Find each line with the word "label" and say how many there are, nothing else.
====== INFORMATION GIVEN
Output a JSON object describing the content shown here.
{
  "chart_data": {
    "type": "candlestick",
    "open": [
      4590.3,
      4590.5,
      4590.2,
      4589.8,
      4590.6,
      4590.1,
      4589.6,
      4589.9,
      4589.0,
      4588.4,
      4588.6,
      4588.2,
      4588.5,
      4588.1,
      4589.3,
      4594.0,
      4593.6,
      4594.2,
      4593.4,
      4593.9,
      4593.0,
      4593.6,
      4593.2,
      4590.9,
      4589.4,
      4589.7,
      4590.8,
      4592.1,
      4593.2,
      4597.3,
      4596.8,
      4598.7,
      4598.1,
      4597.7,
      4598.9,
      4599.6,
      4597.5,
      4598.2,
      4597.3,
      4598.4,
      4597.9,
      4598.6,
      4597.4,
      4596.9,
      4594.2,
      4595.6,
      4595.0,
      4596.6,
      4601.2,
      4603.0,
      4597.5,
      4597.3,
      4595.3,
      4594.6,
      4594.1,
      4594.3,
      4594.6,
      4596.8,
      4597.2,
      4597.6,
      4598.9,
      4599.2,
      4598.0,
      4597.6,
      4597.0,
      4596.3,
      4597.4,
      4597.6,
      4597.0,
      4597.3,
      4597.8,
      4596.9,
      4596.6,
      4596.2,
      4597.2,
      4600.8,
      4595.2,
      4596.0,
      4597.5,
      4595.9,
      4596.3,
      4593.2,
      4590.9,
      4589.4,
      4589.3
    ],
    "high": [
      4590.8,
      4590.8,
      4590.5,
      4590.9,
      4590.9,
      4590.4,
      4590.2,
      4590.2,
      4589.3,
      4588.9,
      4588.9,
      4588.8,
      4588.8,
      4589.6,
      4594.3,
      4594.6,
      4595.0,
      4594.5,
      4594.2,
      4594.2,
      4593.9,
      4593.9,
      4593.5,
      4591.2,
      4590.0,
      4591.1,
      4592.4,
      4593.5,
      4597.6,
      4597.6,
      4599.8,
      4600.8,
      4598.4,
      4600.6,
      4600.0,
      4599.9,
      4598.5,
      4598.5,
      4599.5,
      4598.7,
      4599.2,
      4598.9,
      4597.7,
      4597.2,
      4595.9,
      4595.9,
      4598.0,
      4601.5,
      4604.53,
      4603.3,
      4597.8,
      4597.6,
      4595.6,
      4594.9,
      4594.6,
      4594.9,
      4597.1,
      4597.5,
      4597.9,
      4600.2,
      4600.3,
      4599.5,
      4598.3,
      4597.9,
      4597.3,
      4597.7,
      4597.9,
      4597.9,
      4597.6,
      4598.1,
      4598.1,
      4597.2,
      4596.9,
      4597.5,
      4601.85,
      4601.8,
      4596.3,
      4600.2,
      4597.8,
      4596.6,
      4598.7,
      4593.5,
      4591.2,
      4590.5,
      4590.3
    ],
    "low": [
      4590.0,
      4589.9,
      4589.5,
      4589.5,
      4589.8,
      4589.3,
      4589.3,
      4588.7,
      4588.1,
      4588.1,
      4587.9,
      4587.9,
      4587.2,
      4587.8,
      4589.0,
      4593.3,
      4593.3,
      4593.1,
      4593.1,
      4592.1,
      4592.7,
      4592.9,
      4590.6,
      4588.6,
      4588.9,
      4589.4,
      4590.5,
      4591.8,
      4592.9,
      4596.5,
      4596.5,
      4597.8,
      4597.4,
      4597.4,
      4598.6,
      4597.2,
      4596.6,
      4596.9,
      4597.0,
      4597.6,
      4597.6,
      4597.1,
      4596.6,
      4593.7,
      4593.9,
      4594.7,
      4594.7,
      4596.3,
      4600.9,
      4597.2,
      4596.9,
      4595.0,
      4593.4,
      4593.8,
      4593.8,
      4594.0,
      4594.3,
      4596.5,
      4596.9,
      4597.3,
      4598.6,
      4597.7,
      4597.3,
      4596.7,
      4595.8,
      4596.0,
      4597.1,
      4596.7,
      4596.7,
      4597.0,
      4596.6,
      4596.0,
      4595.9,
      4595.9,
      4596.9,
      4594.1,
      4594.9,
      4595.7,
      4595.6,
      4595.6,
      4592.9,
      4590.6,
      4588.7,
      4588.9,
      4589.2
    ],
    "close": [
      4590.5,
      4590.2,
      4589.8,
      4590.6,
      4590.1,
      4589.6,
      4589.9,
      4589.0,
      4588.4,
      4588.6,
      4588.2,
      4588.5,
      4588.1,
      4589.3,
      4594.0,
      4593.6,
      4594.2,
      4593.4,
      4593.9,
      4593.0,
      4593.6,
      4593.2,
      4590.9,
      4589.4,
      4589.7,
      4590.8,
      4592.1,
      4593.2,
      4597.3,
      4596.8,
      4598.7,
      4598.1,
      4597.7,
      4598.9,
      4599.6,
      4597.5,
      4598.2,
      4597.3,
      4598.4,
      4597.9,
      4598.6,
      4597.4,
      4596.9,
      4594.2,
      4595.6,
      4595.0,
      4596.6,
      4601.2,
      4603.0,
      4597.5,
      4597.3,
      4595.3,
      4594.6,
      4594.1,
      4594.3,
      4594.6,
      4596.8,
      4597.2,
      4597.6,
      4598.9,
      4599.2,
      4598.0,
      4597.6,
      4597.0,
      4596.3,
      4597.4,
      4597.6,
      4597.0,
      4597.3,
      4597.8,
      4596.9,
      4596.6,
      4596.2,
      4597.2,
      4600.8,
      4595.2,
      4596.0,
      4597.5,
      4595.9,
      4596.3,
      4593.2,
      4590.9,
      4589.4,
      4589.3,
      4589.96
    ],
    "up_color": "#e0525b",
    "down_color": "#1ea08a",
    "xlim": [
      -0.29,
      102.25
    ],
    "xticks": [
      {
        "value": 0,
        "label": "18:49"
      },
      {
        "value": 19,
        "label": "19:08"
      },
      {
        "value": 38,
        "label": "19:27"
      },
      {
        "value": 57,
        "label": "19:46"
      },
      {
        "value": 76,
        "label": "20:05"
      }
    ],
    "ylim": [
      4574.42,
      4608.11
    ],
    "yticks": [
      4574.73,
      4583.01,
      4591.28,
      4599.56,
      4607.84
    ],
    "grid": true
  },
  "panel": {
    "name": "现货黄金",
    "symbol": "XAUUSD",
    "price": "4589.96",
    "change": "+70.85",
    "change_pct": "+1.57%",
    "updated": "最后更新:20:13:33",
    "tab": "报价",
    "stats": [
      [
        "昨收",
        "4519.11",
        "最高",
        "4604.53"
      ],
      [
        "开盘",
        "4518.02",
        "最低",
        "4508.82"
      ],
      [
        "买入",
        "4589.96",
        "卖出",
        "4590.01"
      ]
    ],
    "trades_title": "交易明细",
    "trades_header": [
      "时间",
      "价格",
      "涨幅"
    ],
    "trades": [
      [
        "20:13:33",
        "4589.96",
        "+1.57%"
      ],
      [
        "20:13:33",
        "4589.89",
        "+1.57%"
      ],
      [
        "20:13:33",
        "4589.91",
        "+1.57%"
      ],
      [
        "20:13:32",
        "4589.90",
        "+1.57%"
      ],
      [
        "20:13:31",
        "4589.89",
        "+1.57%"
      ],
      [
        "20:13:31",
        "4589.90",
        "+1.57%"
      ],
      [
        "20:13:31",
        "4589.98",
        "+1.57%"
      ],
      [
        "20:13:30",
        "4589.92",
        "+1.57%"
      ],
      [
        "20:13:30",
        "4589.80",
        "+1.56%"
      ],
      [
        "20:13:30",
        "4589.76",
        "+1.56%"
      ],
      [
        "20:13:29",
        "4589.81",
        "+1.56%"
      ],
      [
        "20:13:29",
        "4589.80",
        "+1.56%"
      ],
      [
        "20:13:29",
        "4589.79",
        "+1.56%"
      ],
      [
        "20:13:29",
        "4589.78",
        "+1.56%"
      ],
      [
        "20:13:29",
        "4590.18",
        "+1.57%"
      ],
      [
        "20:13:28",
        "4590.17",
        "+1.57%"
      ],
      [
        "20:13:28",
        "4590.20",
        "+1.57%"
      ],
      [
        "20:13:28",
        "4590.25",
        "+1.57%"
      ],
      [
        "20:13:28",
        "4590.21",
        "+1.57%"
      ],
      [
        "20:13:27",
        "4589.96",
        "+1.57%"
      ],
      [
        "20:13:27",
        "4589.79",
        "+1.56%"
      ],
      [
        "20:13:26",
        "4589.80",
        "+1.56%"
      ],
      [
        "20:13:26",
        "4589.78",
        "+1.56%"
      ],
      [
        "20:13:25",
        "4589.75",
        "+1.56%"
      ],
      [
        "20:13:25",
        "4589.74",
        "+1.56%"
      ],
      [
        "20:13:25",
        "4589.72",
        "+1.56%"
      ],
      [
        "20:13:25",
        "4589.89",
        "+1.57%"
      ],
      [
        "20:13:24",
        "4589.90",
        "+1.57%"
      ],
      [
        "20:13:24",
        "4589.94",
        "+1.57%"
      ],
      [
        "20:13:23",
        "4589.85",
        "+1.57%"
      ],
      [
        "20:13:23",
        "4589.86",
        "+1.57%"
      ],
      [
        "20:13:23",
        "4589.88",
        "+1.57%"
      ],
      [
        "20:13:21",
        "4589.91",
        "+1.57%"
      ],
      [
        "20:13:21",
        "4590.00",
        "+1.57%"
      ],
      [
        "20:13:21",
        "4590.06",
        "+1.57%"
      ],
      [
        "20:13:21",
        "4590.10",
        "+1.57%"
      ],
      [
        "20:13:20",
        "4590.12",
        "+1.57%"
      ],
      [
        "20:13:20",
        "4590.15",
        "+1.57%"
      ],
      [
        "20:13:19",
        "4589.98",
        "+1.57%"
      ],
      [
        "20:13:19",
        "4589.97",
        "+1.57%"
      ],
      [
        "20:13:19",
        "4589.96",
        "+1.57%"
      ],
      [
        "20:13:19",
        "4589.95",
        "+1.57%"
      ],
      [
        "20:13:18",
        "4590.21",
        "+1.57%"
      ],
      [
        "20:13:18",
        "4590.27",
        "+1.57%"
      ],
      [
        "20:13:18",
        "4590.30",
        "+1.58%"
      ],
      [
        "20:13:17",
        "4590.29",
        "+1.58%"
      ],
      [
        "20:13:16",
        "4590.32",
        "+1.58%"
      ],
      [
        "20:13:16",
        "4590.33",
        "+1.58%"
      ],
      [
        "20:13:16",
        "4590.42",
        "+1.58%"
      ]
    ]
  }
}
============
● WRITTEN ANSWER: 5